WHAT NEEDS TO BE DONE:
In the entries below, print the lines that start with the one containing "land-arabia xyxy=(1002,1513,1045,1557)" and end with the one containing "world-map xyxy=(1277,1438,1888,1743)". Include both of those lines and reproduce each line without any change.

┄┄┄┄┄┄┄┄┄┄┄┄┄┄┄┄┄┄┄┄

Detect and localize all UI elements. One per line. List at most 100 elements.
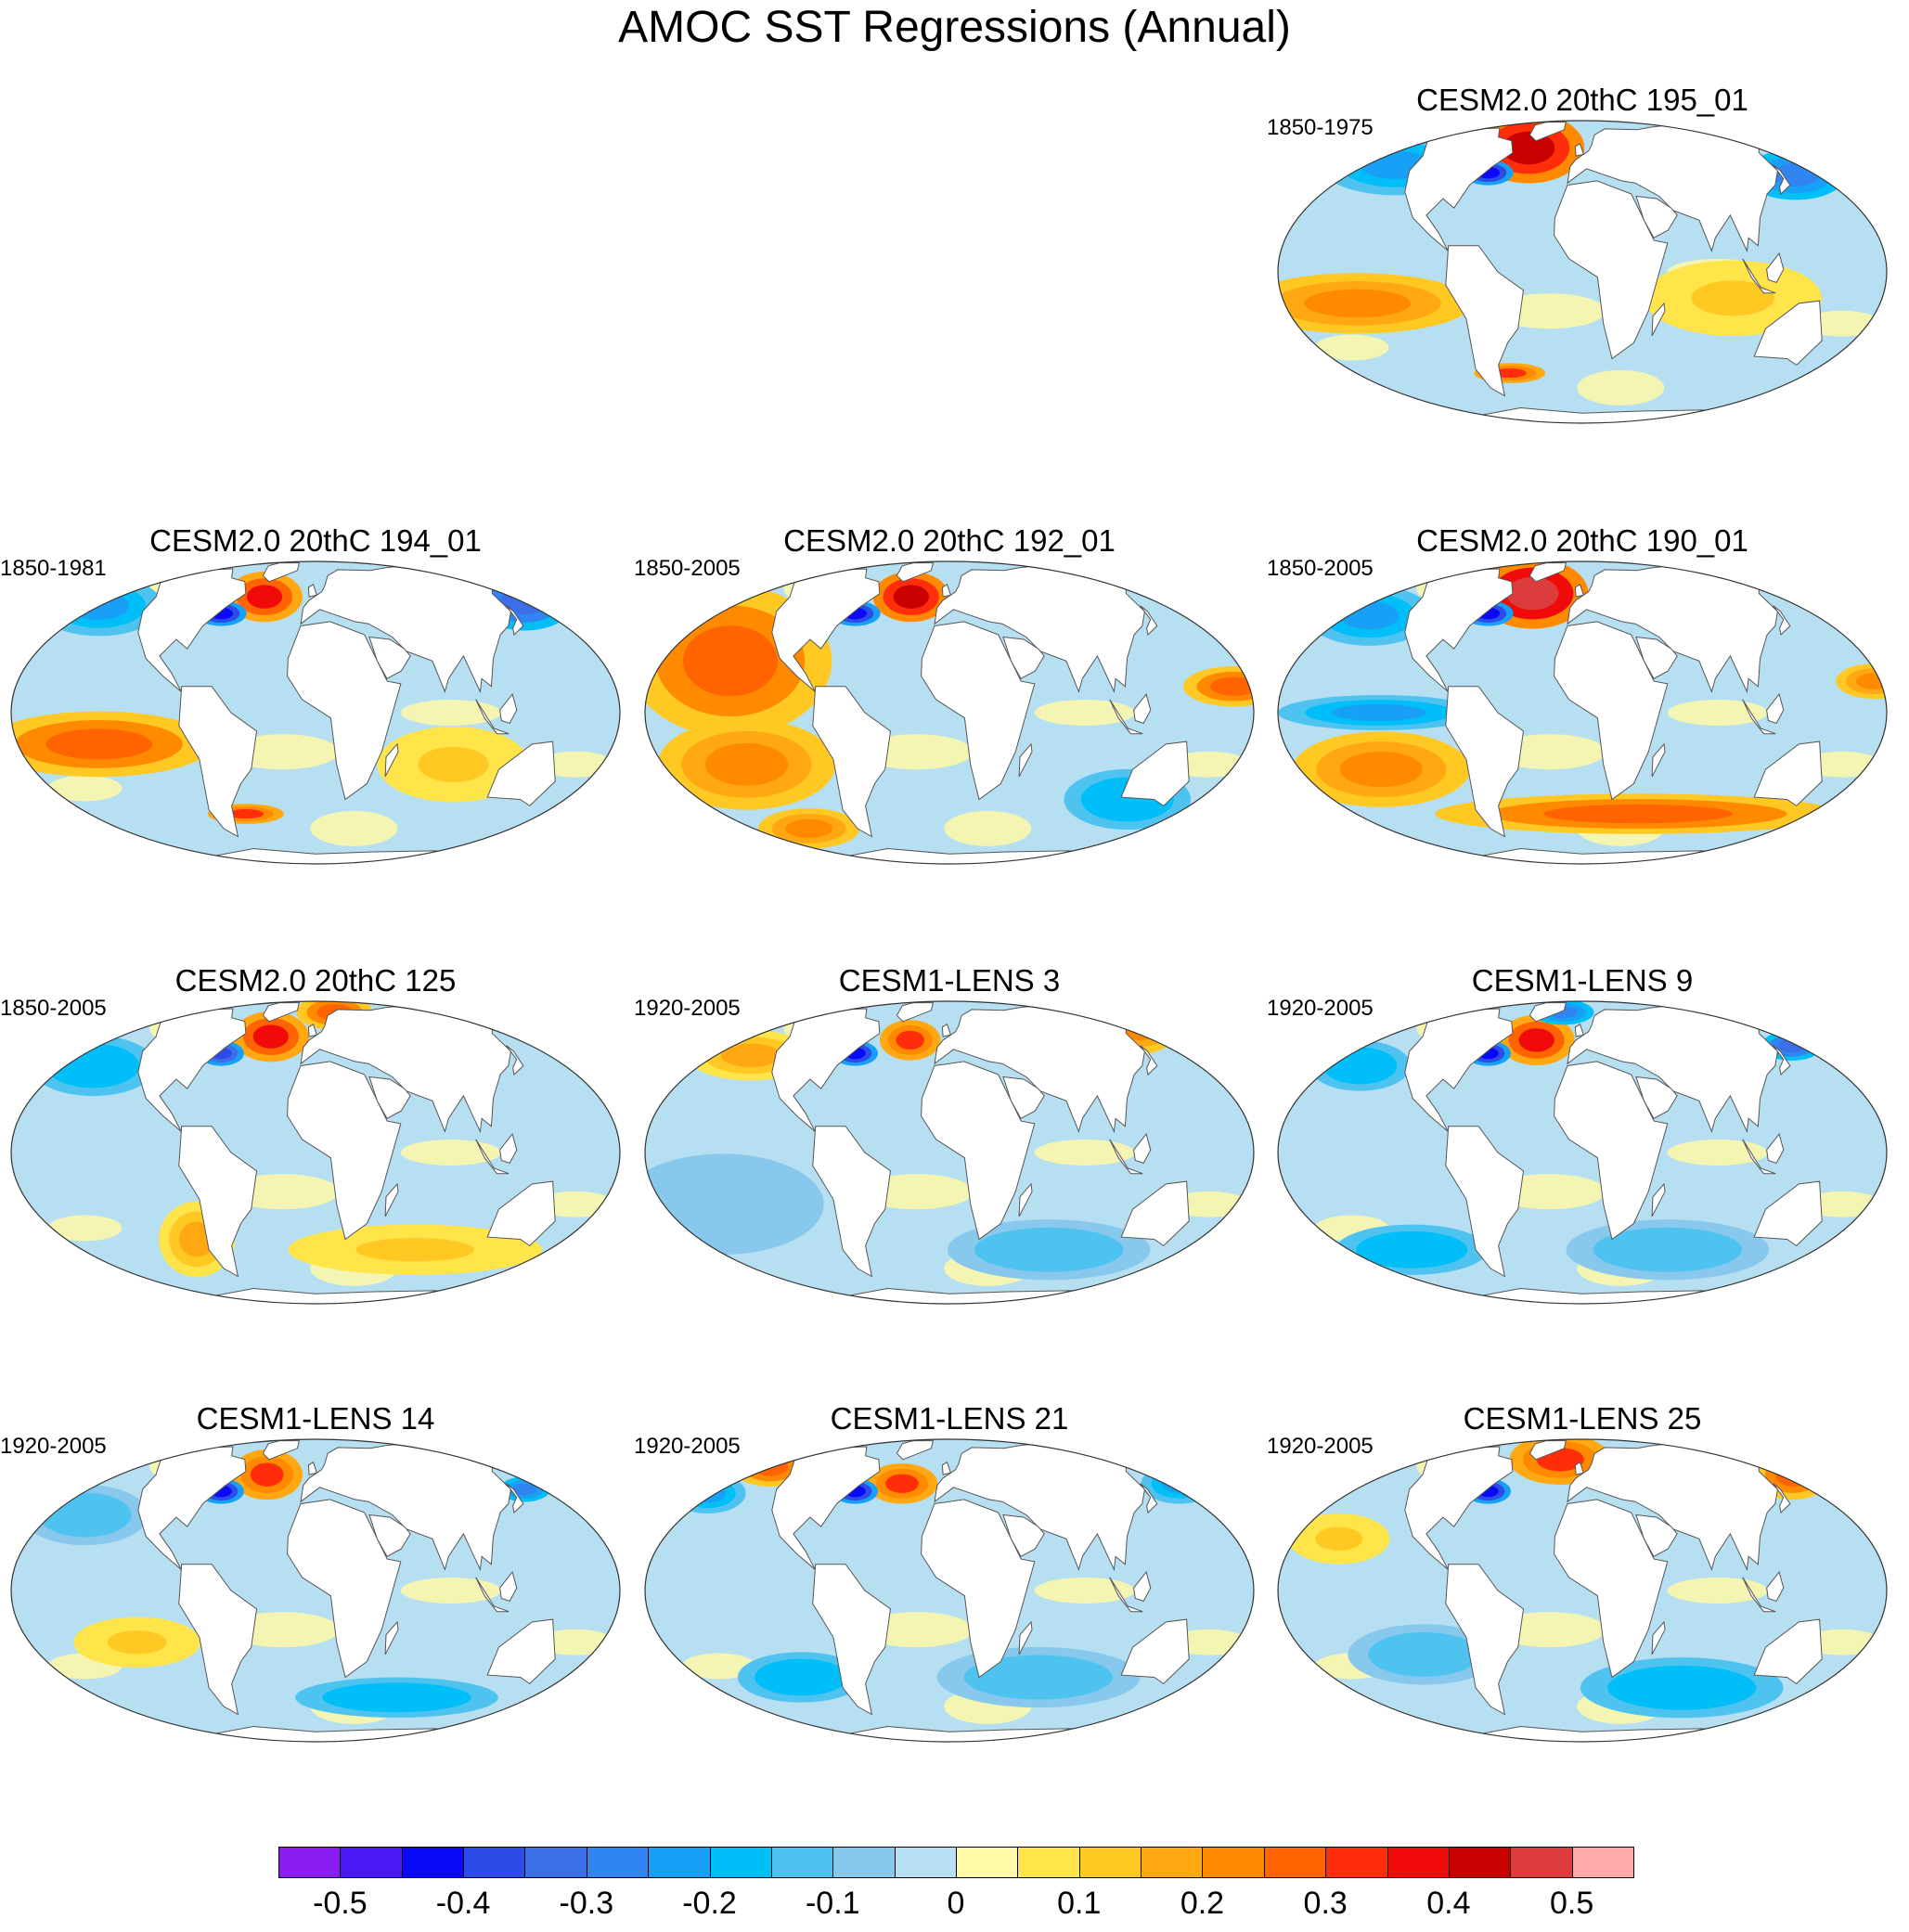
land-arabia xyxy=(1002,1513,1045,1557)
land-greenland xyxy=(896,1440,935,1461)
land-australia xyxy=(1753,300,1823,367)
land-japan xyxy=(506,605,524,636)
land-uk xyxy=(307,1024,318,1037)
land-south-america xyxy=(178,1564,258,1716)
world-map xyxy=(644,560,1255,865)
world-map xyxy=(1277,1438,1888,1743)
land-north-america xyxy=(133,1446,247,1570)
land-madagascar xyxy=(1651,1182,1666,1217)
land-eurasia xyxy=(1567,565,1778,694)
land-north-america xyxy=(133,568,247,692)
colorbar-swatch xyxy=(956,1847,1019,1878)
anomaly-core xyxy=(250,1462,284,1487)
colorbar-swatch xyxy=(1387,1847,1450,1878)
land-borneo xyxy=(499,693,518,725)
anomaly-patch xyxy=(310,810,398,846)
panel-period: 1850-1975 xyxy=(1267,115,1374,140)
land-greenland xyxy=(1528,562,1567,583)
land-japan xyxy=(1773,1483,1791,1513)
anomaly-patch xyxy=(1314,334,1389,361)
panel-period: 1920-2005 xyxy=(0,1434,107,1459)
colorbar-swatch xyxy=(1448,1847,1512,1878)
anomaly-core xyxy=(246,585,283,609)
land-australia xyxy=(1753,1618,1823,1685)
map-panel: CESM2.0 20thC 192_01 1850-2005 xyxy=(634,522,1265,940)
panel-title: CESM1-LENS 21 xyxy=(830,1401,1069,1436)
figure-title: AMOC SST Regressions (Annual) xyxy=(618,3,1291,52)
anomaly-core xyxy=(1506,576,1559,611)
colorbar-tick-label: 0.2 xyxy=(1180,1886,1225,1921)
land-greenland xyxy=(896,562,935,583)
land-south-america xyxy=(812,1126,892,1278)
anomaly-core xyxy=(1774,1462,1812,1487)
land-eurasia xyxy=(1567,1005,1778,1134)
land-madagascar xyxy=(384,742,399,778)
land-japan xyxy=(1773,164,1791,195)
land-uk xyxy=(941,1462,952,1475)
colorbar-tick-label: -0.4 xyxy=(435,1886,491,1921)
panel-title: CESM1-LENS 14 xyxy=(196,1401,435,1436)
anomaly-patch xyxy=(1801,310,1882,337)
land-north-america xyxy=(1400,127,1514,251)
land-uk xyxy=(307,1462,318,1475)
land-greenland xyxy=(1528,122,1567,142)
map-panel: CESM2.0 20thC 194_01 1850-1981 xyxy=(0,522,631,940)
land-uk xyxy=(941,584,952,598)
land-borneo xyxy=(499,1571,518,1603)
anomaly-core xyxy=(720,1043,780,1067)
anomaly-core xyxy=(1777,1038,1807,1053)
land-madagascar xyxy=(1018,1620,1033,1655)
land-indonesia xyxy=(1742,1139,1776,1175)
anomaly-patch xyxy=(1034,1578,1135,1604)
land-indonesia xyxy=(1742,1577,1776,1613)
world-map xyxy=(1277,1000,1888,1305)
land-greenland xyxy=(1528,1002,1567,1023)
land-japan xyxy=(1140,605,1158,636)
anomaly-core xyxy=(349,1688,445,1707)
land-japan xyxy=(1140,1483,1158,1513)
land-eurasia xyxy=(1567,1443,1778,1572)
land-indonesia xyxy=(475,1139,509,1175)
anomaly-core xyxy=(1161,1474,1197,1493)
anomaly-patch xyxy=(400,1578,501,1604)
map-panel: CESM1-LENS 21 1920-2005 xyxy=(634,1400,1265,1818)
land-madagascar xyxy=(1018,1182,1033,1217)
anomaly-core xyxy=(1388,1640,1460,1669)
panel-period: 1920-2005 xyxy=(1267,1434,1374,1459)
land-greenland xyxy=(262,1440,301,1461)
colorbar-swatch xyxy=(463,1847,526,1878)
panel-period: 1850-2005 xyxy=(634,556,741,581)
colorbar-swatch xyxy=(894,1847,957,1878)
map-border xyxy=(644,560,1255,865)
colorbar-swatch xyxy=(1202,1847,1265,1878)
anomaly-patch xyxy=(1034,700,1135,726)
colorbar-swatch xyxy=(1571,1847,1634,1878)
anomaly-core xyxy=(896,1030,925,1050)
panel-period: 1920-2005 xyxy=(634,996,741,1021)
land-indonesia xyxy=(1109,1139,1143,1175)
panel-title: CESM1-LENS 3 xyxy=(838,963,1061,998)
land-uk xyxy=(1574,143,1585,157)
land-japan xyxy=(1140,1045,1158,1075)
colorbar-swatch xyxy=(586,1847,650,1878)
map-panel: CESM1-LENS 25 1920-2005 xyxy=(1267,1400,1898,1818)
anomaly-core xyxy=(1492,367,1527,379)
land-south-america xyxy=(1445,686,1525,838)
anomaly-core xyxy=(682,625,779,697)
land-borneo xyxy=(1766,252,1785,284)
land-indonesia xyxy=(475,699,509,735)
land-north-america xyxy=(1400,1008,1514,1132)
land-japan xyxy=(1773,605,1791,636)
land-arabia xyxy=(368,1075,411,1119)
anomaly-core xyxy=(355,1238,474,1262)
land-australia xyxy=(1120,1618,1190,1685)
land-indonesia xyxy=(1742,258,1776,294)
anomaly-patch xyxy=(535,751,615,778)
anomaly-patch xyxy=(944,810,1032,846)
land-indonesia xyxy=(1742,699,1776,735)
panel-title: CESM2.0 20thC 125 xyxy=(174,963,457,998)
anomaly-patch xyxy=(1034,1140,1135,1166)
colorbar-swatch xyxy=(709,1847,772,1878)
anomaly-core xyxy=(1375,1238,1448,1262)
land-madagascar xyxy=(384,1620,399,1655)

┄┄┄┄┄┄┄┄┄┄┄┄┄┄┄┄┄┄┄┄

TASK SOLUTION:
land-arabia xyxy=(1002,1513,1045,1557)
land-greenland xyxy=(896,1440,935,1461)
land-australia xyxy=(1753,300,1823,367)
land-japan xyxy=(506,605,524,636)
land-uk xyxy=(307,1024,318,1037)
land-south-america xyxy=(178,1564,258,1716)
world-map xyxy=(644,560,1255,865)
world-map xyxy=(1277,1438,1888,1743)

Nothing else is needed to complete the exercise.